Excerpted passage

━━━━━━

Keywords: Clam, Ruditapes decussatus, Cardiomyocyte, Patch clamp, Ionic currents, In vitro
Introduction
Numerous attempts in culturing cells have been performed from different marine or freshwater bivalves (Rinkevich 2005) such as clams (Cecil 1969; Wen et al. 1993b; Chen and Wen 1999), mussels (Chardonnet and Pérès 1963; Quinn et al. 2009), scallops (Le Marrec-Croq et al. 1998, 1999; Fritayre 2004; Talarmin et al. unpublished) and oysters (e.g. Le Deuff et al. 1994; Renault et al. 1995; Buchanan et al. 1999; Chen and Wen 1999; Domart-Coulon et al. 2000; Pennec et al. 2002, 2004; Droguet 2006; Talarmin et al. 2008). The aim of such attempts was to establish experimental models for applications in pathology and toxicology.
The heart of marine bivalves has been used as a target organ in most of these cell culture attempts due to limited risks of microbial contaminations. Such contaminations have been reported by many authors as one of the major sources of problems in establishing cell cultures from aquatic invertebrates. Cardiomyocytes e.g. from oysters and scallops can be now routinely maintained functional in culture up to 1 month (Domart-Coulon et al. 1994; Le Marrec-Croq et al. 1997, 1998, 1999; Pennec et al. 2002, 2004; Fritayre 2004; Droguet 2006; Talarmin et al. 2008). Primary cultures can be obtained from freshly isolated cardiomyocytes and from cryopreserved cells (Le Marrec-Croq et al. 1998; Cheng et al. 2001).
The usefulness of bivalves as sensitive bioindicators of environmental changes has been established for a long time, due to their high filtration rate, their ability to bioconcentrate toxicants, their widespread distribution and abundance. It has been demonstrated for example that clam, an economically important bivalve in many countries, such as in France, Tunisia and Portugal could be submitted to various pollutants of anthropogenic origin (Bebianno et al. 2004). Therefore, it was interesting to attempt to establish cell cultures from this species. Characterization of the ionic currents of these cardiomyocytes is also a preliminary step before using them in electrophysiological assays. This is the aim of the present work in order to provide a new suitable cell culture system with particular emphasis on its application in toxicology.
Materials and methods
Adult clams, R. decussatus, of 3–4 cm shell in length, were collected from a local fish farm. After brushing the shells, the animals were briefly washed with sterile seawater (SSW) and rinsed with ethanol 70%.

━━━━━━

(Document layout analysis data)

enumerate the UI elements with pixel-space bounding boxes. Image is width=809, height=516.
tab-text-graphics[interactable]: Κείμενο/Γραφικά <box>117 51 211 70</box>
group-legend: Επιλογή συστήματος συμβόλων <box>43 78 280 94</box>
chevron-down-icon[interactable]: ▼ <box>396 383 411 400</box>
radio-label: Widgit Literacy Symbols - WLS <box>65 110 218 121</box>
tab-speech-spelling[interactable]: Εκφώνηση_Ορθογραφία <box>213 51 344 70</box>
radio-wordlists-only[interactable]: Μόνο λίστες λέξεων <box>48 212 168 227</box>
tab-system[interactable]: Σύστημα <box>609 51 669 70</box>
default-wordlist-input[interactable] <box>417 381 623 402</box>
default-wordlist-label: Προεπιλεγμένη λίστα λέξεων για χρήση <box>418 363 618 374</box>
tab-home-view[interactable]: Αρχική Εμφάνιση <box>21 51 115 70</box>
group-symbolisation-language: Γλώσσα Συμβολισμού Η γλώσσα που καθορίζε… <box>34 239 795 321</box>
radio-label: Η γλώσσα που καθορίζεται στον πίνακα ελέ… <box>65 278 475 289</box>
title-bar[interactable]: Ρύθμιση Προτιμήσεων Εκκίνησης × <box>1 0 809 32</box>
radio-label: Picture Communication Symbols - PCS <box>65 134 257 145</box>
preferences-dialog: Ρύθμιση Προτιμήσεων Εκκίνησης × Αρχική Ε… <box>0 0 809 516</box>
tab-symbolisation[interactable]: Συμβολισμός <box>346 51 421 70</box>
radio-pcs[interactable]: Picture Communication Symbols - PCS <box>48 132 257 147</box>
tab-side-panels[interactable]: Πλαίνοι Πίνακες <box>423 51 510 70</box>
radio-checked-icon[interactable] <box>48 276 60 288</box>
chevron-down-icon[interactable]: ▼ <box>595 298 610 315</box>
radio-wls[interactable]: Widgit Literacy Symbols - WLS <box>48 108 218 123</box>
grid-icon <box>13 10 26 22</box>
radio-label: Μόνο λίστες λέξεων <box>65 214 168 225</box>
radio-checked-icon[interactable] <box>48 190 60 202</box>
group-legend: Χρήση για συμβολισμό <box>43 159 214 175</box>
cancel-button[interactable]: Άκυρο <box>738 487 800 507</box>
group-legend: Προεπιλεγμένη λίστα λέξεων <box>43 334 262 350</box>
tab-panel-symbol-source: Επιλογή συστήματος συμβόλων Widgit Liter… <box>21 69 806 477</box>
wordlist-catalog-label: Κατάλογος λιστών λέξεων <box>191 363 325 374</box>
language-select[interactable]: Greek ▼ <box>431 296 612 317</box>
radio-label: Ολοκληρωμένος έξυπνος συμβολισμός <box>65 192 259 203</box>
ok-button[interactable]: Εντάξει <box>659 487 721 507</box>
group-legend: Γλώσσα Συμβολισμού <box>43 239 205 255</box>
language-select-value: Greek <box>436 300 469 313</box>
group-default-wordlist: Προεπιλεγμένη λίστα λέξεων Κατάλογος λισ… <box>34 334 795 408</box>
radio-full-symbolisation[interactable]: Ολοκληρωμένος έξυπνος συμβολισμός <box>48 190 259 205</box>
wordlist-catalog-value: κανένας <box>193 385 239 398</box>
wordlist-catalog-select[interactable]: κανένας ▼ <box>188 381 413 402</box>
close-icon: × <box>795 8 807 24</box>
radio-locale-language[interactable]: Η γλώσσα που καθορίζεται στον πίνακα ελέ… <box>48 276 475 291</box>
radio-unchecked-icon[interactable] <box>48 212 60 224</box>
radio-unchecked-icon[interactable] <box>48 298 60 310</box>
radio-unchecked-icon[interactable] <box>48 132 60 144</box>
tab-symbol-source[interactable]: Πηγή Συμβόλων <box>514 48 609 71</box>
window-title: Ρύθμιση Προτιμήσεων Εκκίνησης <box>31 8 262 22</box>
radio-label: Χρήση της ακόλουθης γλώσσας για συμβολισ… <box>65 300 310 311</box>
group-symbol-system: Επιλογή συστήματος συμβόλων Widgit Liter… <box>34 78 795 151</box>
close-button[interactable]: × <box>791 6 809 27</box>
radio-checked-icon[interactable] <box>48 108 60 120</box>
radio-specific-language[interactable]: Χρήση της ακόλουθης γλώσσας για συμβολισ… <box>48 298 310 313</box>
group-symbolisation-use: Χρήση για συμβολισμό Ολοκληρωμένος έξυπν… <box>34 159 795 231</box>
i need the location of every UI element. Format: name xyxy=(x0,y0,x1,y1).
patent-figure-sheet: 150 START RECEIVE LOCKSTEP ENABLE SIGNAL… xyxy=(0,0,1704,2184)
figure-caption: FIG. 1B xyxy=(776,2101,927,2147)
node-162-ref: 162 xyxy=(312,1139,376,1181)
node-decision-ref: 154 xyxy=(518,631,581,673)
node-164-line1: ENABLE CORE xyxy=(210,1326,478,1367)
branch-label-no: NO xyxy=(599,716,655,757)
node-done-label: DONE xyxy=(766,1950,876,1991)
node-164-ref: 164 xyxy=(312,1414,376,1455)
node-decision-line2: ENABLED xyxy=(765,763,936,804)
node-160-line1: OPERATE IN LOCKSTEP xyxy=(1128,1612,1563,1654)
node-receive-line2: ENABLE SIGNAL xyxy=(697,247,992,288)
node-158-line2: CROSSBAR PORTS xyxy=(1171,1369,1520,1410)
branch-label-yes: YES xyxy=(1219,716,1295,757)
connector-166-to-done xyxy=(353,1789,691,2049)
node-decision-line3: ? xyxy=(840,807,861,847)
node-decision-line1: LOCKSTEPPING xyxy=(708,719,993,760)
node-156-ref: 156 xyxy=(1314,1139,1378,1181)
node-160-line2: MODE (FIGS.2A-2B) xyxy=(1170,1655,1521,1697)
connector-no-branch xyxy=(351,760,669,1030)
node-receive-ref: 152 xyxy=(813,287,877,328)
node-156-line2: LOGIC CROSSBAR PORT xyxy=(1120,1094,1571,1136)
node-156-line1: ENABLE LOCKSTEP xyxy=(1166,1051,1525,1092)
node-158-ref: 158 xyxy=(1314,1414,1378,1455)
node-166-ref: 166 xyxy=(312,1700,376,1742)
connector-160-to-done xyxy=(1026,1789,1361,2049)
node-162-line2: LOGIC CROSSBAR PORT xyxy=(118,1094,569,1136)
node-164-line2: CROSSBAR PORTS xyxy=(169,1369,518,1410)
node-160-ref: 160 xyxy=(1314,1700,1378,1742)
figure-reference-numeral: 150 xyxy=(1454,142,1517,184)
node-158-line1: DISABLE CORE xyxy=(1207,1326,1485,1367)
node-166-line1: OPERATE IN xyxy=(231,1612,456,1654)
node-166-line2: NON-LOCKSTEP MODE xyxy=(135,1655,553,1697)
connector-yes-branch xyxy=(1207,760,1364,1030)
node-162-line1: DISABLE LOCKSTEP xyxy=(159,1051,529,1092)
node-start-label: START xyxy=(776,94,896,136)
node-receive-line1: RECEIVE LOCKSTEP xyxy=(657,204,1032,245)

━━━━━━

What the task requires
Set down the passage on culturing clam heart cells word for word, from "Materials and methods" to "with ethanol 70%.".

Answer below
Materials and methods
Adult clams, R. decussatus, of 3–4 cm shell in length, were collected from a local fish farm. After brushing the shells, the animals were briefly washed with sterile seawater (SSW) and rinsed with ethanol 70%.